(Records from a collection)
——————————

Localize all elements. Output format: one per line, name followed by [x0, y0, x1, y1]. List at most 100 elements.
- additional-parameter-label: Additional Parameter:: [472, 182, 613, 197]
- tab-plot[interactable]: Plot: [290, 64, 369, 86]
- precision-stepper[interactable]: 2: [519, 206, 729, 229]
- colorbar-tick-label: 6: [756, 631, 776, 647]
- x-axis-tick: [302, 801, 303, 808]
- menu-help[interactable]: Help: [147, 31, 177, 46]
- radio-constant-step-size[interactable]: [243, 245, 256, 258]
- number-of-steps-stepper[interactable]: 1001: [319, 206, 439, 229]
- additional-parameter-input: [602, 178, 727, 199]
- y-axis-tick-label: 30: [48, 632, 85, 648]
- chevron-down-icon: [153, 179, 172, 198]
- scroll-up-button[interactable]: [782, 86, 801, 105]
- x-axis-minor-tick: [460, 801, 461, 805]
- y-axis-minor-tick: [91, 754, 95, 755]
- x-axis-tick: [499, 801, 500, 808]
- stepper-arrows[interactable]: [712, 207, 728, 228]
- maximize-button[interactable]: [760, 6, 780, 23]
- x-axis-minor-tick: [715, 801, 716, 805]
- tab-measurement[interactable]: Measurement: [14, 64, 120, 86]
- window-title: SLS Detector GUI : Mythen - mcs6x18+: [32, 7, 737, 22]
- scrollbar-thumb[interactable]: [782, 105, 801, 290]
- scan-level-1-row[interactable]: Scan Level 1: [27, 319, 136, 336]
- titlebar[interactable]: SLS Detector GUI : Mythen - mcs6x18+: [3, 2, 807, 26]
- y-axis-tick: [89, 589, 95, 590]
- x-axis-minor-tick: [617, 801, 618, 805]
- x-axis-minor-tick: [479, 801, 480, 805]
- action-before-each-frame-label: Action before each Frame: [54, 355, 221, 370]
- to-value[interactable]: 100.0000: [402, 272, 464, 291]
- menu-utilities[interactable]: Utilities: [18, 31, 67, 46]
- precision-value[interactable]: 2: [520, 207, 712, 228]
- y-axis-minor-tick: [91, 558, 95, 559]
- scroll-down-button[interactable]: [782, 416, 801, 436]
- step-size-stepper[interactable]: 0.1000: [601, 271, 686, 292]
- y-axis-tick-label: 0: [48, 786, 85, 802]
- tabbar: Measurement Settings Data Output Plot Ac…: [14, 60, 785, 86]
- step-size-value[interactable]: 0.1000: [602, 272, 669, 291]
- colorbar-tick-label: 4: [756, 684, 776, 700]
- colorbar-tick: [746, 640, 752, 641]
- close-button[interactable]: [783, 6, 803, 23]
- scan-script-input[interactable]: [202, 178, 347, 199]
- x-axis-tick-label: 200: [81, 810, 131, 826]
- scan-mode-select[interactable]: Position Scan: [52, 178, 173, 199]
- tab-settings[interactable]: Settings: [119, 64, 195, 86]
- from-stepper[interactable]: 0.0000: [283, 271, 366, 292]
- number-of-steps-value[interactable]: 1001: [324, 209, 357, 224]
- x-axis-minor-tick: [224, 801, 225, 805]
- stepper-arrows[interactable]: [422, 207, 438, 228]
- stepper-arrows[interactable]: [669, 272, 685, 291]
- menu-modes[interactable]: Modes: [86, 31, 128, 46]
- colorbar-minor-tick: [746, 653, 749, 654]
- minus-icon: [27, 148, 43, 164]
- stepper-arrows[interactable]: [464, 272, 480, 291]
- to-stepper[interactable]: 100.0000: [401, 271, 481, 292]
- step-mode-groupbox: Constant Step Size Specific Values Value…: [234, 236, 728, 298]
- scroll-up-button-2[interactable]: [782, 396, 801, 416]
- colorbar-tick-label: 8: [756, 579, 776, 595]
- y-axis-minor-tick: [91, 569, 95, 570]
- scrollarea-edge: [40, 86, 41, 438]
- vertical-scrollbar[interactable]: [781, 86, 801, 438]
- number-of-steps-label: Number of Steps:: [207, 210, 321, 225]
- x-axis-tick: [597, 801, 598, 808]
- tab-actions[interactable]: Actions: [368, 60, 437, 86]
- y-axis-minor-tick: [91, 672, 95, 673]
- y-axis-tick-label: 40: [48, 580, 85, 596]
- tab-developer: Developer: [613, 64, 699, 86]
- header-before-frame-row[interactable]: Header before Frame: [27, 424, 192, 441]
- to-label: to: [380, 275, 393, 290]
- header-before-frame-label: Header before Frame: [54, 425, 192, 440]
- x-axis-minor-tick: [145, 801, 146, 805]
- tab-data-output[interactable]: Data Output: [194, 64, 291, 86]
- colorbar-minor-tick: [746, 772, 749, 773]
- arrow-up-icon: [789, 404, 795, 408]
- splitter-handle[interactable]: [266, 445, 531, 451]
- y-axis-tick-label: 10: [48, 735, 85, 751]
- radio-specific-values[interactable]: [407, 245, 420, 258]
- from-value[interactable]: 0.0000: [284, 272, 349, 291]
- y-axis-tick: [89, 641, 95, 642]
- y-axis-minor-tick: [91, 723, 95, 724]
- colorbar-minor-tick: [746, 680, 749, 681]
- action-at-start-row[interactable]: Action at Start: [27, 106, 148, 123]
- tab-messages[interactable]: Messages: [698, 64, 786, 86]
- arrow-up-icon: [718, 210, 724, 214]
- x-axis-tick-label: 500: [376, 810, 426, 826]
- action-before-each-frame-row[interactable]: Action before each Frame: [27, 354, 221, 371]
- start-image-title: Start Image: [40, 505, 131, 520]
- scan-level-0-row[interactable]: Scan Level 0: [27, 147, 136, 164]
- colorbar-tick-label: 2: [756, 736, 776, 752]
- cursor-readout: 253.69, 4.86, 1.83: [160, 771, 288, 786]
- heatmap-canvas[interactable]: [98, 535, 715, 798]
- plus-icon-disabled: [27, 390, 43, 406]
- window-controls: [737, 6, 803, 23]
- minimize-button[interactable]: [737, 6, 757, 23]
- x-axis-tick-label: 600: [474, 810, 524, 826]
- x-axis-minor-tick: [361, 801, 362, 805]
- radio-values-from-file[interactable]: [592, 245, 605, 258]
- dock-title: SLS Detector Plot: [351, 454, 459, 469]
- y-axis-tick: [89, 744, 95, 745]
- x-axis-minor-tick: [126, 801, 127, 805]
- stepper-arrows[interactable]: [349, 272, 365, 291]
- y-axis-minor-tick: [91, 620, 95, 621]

——————————

## TASK DETAILS
Reproduce the lines above word for word, covering every entry.

## THE SOLUTION
Localize all elements. Output format: one per line, name followed by [x0, y0, x1, y1]. List at most 100 elements.
- additional-parameter-label: Additional Parameter:: [472, 182, 613, 197]
- tab-plot[interactable]: Plot: [290, 64, 369, 86]
- precision-stepper[interactable]: 2: [519, 206, 729, 229]
- colorbar-tick-label: 6: [756, 631, 776, 647]
- x-axis-tick: [302, 801, 303, 808]
- menu-help[interactable]: Help: [147, 31, 177, 46]
- radio-constant-step-size[interactable]: [243, 245, 256, 258]
- number-of-steps-stepper[interactable]: 1001: [319, 206, 439, 229]
- additional-parameter-input: [602, 178, 727, 199]
- y-axis-tick-label: 30: [48, 632, 85, 648]
- chevron-down-icon: [153, 179, 172, 198]
- scroll-up-button[interactable]: [782, 86, 801, 105]
- x-axis-minor-tick: [460, 801, 461, 805]
- y-axis-minor-tick: [91, 754, 95, 755]
- x-axis-tick: [499, 801, 500, 808]
- stepper-arrows[interactable]: [712, 207, 728, 228]
- maximize-button[interactable]: [760, 6, 780, 23]
- x-axis-minor-tick: [715, 801, 716, 805]
- tab-measurement[interactable]: Measurement: [14, 64, 120, 86]
- window-title: SLS Detector GUI : Mythen - mcs6x18+: [32, 7, 737, 22]
- scrollbar-thumb[interactable]: [782, 105, 801, 290]
- scan-level-1-row[interactable]: Scan Level 1: [27, 319, 136, 336]
- titlebar[interactable]: SLS Detector GUI : Mythen - mcs6x18+: [3, 2, 807, 26]
- y-axis-tick: [89, 589, 95, 590]
- x-axis-minor-tick: [617, 801, 618, 805]
- x-axis-minor-tick: [479, 801, 480, 805]
- action-before-each-frame-label: Action before each Frame: [54, 355, 221, 370]
- to-value[interactable]: 100.0000: [402, 272, 464, 291]
- menu-utilities[interactable]: Utilities: [18, 31, 67, 46]
- precision-value[interactable]: 2: [520, 207, 712, 228]
- y-axis-minor-tick: [91, 558, 95, 559]
- scroll-down-button[interactable]: [782, 416, 801, 436]
- step-size-stepper[interactable]: 0.1000: [601, 271, 686, 292]
- y-axis-tick-label: 0: [48, 786, 85, 802]
- tabbar: Measurement Settings Data Output Plot Ac…: [14, 60, 785, 86]
- step-size-value[interactable]: 0.1000: [602, 272, 669, 291]
- colorbar-tick-label: 4: [756, 684, 776, 700]
- colorbar-tick: [746, 640, 752, 641]
- close-button[interactable]: [783, 6, 803, 23]
- scan-script-input[interactable]: [202, 178, 347, 199]
- x-axis-tick-label: 200: [81, 810, 131, 826]
- scan-mode-select[interactable]: Position Scan: [52, 178, 173, 199]
- tab-settings[interactable]: Settings: [119, 64, 195, 86]
- from-stepper[interactable]: 0.0000: [283, 271, 366, 292]
- number-of-steps-value[interactable]: 1001: [324, 209, 357, 224]
- x-axis-minor-tick: [224, 801, 225, 805]
- stepper-arrows[interactable]: [422, 207, 438, 228]
- stepper-arrows[interactable]: [669, 272, 685, 291]
- menu-modes[interactable]: Modes: [86, 31, 128, 46]
- colorbar-minor-tick: [746, 653, 749, 654]
- minus-icon: [27, 148, 43, 164]
- stepper-arrows[interactable]: [464, 272, 480, 291]
- to-stepper[interactable]: 100.0000: [401, 271, 481, 292]
- step-mode-groupbox: Constant Step Size Specific Values Value…: [234, 236, 728, 298]
- scroll-up-button-2[interactable]: [782, 396, 801, 416]
- colorbar-tick-label: 8: [756, 579, 776, 595]
- y-axis-minor-tick: [91, 569, 95, 570]
- scrollarea-edge: [40, 86, 41, 438]
- vertical-scrollbar[interactable]: [781, 86, 801, 438]
- number-of-steps-label: Number of Steps:: [207, 210, 321, 225]
- x-axis-tick: [597, 801, 598, 808]
- tab-actions[interactable]: Actions: [368, 60, 437, 86]
- y-axis-minor-tick: [91, 672, 95, 673]
- y-axis-tick-label: 40: [48, 580, 85, 596]
- tab-developer: Developer: [613, 64, 699, 86]
- header-before-frame-row[interactable]: Header before Frame: [27, 424, 192, 441]
- to-label: to: [380, 275, 393, 290]
- header-before-frame-label: Header before Frame: [54, 425, 192, 440]
- x-axis-minor-tick: [145, 801, 146, 805]
- tab-data-output[interactable]: Data Output: [194, 64, 291, 86]
- colorbar-minor-tick: [746, 772, 749, 773]
- arrow-up-icon: [789, 404, 795, 408]
- splitter-handle[interactable]: [266, 445, 531, 451]
- y-axis-tick-label: 10: [48, 735, 85, 751]
- radio-specific-values[interactable]: [407, 245, 420, 258]
- from-value[interactable]: 0.0000: [284, 272, 349, 291]
- y-axis-tick: [89, 641, 95, 642]
- y-axis-minor-tick: [91, 723, 95, 724]
- colorbar-minor-tick: [746, 680, 749, 681]
- action-at-start-row[interactable]: Action at Start: [27, 106, 148, 123]
- tab-messages[interactable]: Messages: [698, 64, 786, 86]
- arrow-up-icon: [718, 210, 724, 214]
- x-axis-tick-label: 500: [376, 810, 426, 826]
- action-before-each-frame-row[interactable]: Action before each Frame: [27, 354, 221, 371]
- start-image-title: Start Image: [40, 505, 131, 520]
- scan-level-0-row[interactable]: Scan Level 0: [27, 147, 136, 164]
- colorbar-tick-label: 2: [756, 736, 776, 752]
- cursor-readout: 253.69, 4.86, 1.83: [160, 771, 288, 786]
- heatmap-canvas[interactable]: [98, 535, 715, 798]
- plus-icon-disabled: [27, 390, 43, 406]
- window-controls: [737, 6, 803, 23]
- minimize-button[interactable]: [737, 6, 757, 23]
- x-axis-tick-label: 600: [474, 810, 524, 826]
- x-axis-minor-tick: [361, 801, 362, 805]
- radio-values-from-file[interactable]: [592, 245, 605, 258]
- dock-title: SLS Detector Plot: [351, 454, 459, 469]
- y-axis-tick: [89, 744, 95, 745]
- x-axis-minor-tick: [126, 801, 127, 805]
- stepper-arrows[interactable]: [349, 272, 365, 291]
- y-axis-minor-tick: [91, 620, 95, 621]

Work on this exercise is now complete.